### Data for processing
········
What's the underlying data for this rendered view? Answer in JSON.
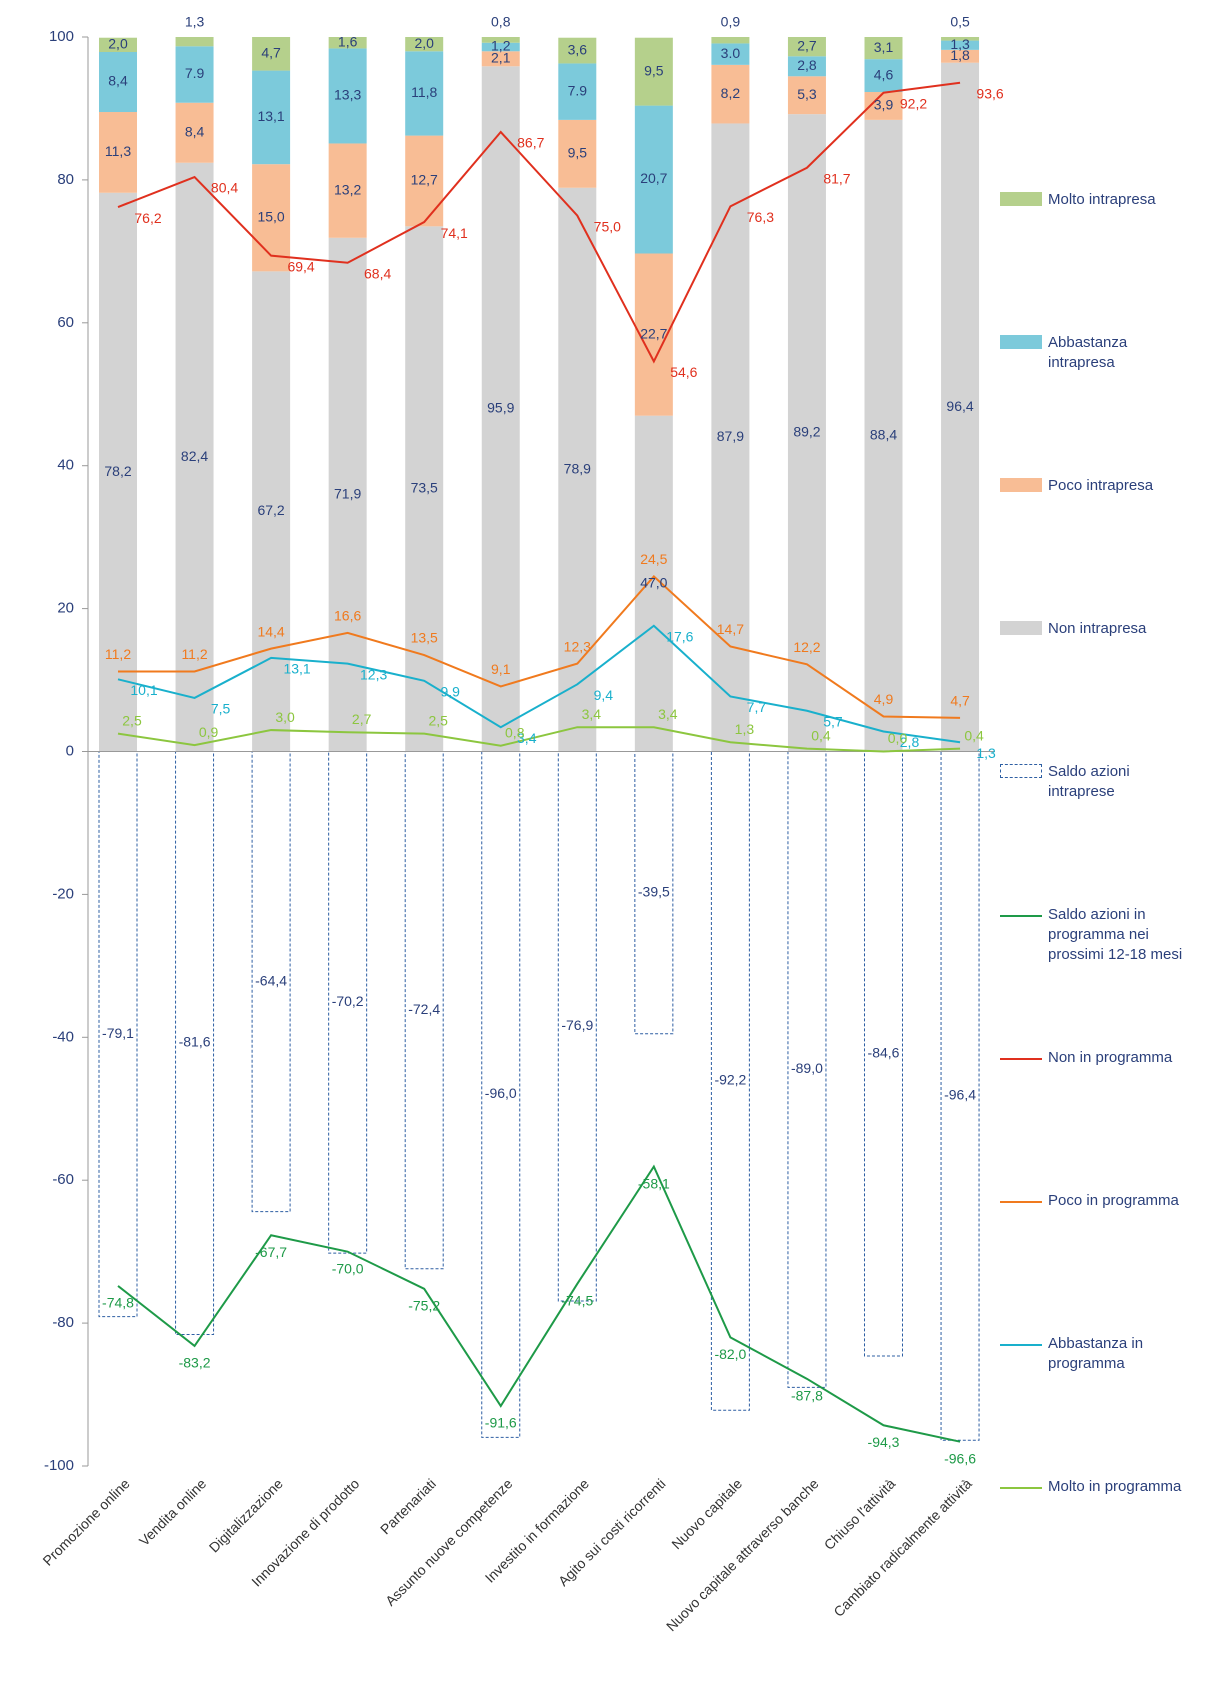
{
  "chart_data": {
    "type": "bar",
    "categories": [
      "Promozione online",
      "Vendita online",
      "Digitalizzazione",
      "Innovazione di prodotto",
      "Partenariati",
      "Assunto nuove competenze",
      "Investito in formazione",
      "Agito sui costi ricorrenti",
      "Nuovo capitale",
      "Nuovo capitale attraverso banche",
      "Chiuso l'attività",
      "Cambiato radicalmente attività"
    ],
    "ylim": [
      -100,
      100
    ],
    "yticks": [
      100,
      80,
      60,
      40,
      20,
      0,
      -20,
      -40,
      -60,
      -80,
      -100
    ],
    "series": [
      {
        "name": "Molto intrapresa",
        "kind": "stacked-bar",
        "color": "#b5d08c",
        "values": [
          2.0,
          1.3,
          4.7,
          1.6,
          2.0,
          0.8,
          3.6,
          9.5,
          0.9,
          2.7,
          3.1,
          0.5
        ],
        "value_labels": [
          "2,0",
          "1,3",
          "4,7",
          "1,6",
          "2,0",
          "0,8",
          "3,6",
          "9,5",
          "0,9",
          "2,7",
          "3,1",
          "0,5"
        ]
      },
      {
        "name": "Abbastanza intrapresa",
        "kind": "stacked-bar",
        "color": "#7ccadb",
        "values": [
          8.4,
          7.9,
          13.1,
          13.3,
          11.8,
          1.2,
          7.9,
          20.7,
          3.0,
          2.8,
          4.6,
          1.3
        ],
        "value_labels": [
          "8,4",
          "7.9",
          "13,1",
          "13,3",
          "11,8",
          "1,2",
          "7.9",
          "20,7",
          "3.0",
          "2,8",
          "4,6",
          "1,3"
        ]
      },
      {
        "name": "Poco intrapresa",
        "kind": "stacked-bar",
        "color": "#f8bd95",
        "values": [
          11.3,
          8.4,
          15.0,
          13.2,
          12.7,
          2.1,
          9.5,
          22.7,
          8.2,
          5.3,
          3.9,
          1.8
        ],
        "value_labels": [
          "11,3",
          "8,4",
          "15,0",
          "13,2",
          "12,7",
          "2,1",
          "9,5",
          "22,7",
          "8,2",
          "5,3",
          "3,9",
          "1,8"
        ]
      },
      {
        "name": "Non intrapresa",
        "kind": "stacked-bar",
        "color": "#d3d3d3",
        "values": [
          78.2,
          82.4,
          67.2,
          71.9,
          73.5,
          95.9,
          78.9,
          47.0,
          87.9,
          89.2,
          88.4,
          96.4
        ],
        "value_labels": [
          "78,2",
          "82,4",
          "67,2",
          "71,9",
          "73,5",
          "95,9",
          "78,9",
          "47,0",
          "87,9",
          "89,2",
          "88,4",
          "96,4"
        ]
      },
      {
        "name": "Saldo azioni intraprese",
        "kind": "bar",
        "color": "#2e5fa3",
        "values": [
          -79.1,
          -81.6,
          -64.4,
          -70.2,
          -72.4,
          -96.0,
          -76.9,
          -39.5,
          -92.2,
          -89.0,
          -84.6,
          -96.4
        ],
        "value_labels": [
          "-79,1",
          "-81,6",
          "-64,4",
          "-70,2",
          "-72,4",
          "-96,0",
          "-76,9",
          "-39,5",
          "-92,2",
          "-89,0",
          "-84,6",
          "-96,4"
        ]
      },
      {
        "name": "Saldo azioni in programma nei prossimi 12-18 mesi",
        "kind": "line",
        "color": "#1e9a48",
        "values": [
          -74.8,
          -83.2,
          -67.7,
          -70.0,
          -75.2,
          -91.6,
          -74.5,
          -58.1,
          -82.0,
          -87.8,
          -94.3,
          -96.6
        ],
        "value_labels": [
          "-74,8",
          "-83,2",
          "-67,7",
          "-70,0",
          "-75,2",
          "-91,6",
          "-74,5",
          "-58,1",
          "-82,0",
          "-87,8",
          "-94,3",
          "-96,6"
        ]
      },
      {
        "name": "Non in programma",
        "kind": "line",
        "color": "#e0301e",
        "values": [
          76.2,
          80.4,
          69.4,
          68.4,
          74.1,
          86.7,
          75.0,
          54.6,
          76.3,
          81.7,
          92.2,
          93.6
        ],
        "value_labels": [
          "76,2",
          "80,4",
          "69,4",
          "68,4",
          "74,1",
          "86,7",
          "75,0",
          "54,6",
          "76,3",
          "81,7",
          "92,2",
          "93,6"
        ]
      },
      {
        "name": "Poco in programma",
        "kind": "line",
        "color": "#f07a1e",
        "values": [
          11.2,
          11.2,
          14.4,
          16.6,
          13.5,
          9.1,
          12.3,
          24.5,
          14.7,
          12.2,
          4.9,
          4.7
        ],
        "value_labels": [
          "11,2",
          "11,2",
          "14,4",
          "16,6",
          "13,5",
          "9,1",
          "12,3",
          "24,5",
          "14,7",
          "12,2",
          "4,9",
          "4,7"
        ]
      },
      {
        "name": "Abbastanza in programma",
        "kind": "line",
        "color": "#19b0cc",
        "values": [
          10.1,
          7.5,
          13.1,
          12.3,
          9.9,
          3.4,
          9.4,
          17.6,
          7.7,
          5.7,
          2.8,
          1.3
        ],
        "value_labels": [
          "10,1",
          "7,5",
          "13,1",
          "12,3",
          "9,9",
          "3,4",
          "9,4",
          "17,6",
          "7,7",
          "5,7",
          "2,8",
          "1,3"
        ]
      },
      {
        "name": "Molto in programma",
        "kind": "line",
        "color": "#8cc63f",
        "values": [
          2.5,
          0.9,
          3.0,
          2.7,
          2.5,
          0.8,
          3.4,
          3.4,
          1.3,
          0.4,
          0.0,
          0.4
        ],
        "value_labels": [
          "2,5",
          "0,9",
          "3,0",
          "2,7",
          "2,5",
          "0,8",
          "3,4",
          "3,4",
          "1,3",
          "0,4",
          "0,0",
          "0,4"
        ]
      }
    ]
  }
}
········
### Exercise directions
Determine the number of lines in the listing that contain the string "capitale". Write that number and nothing else.

### Completed task
2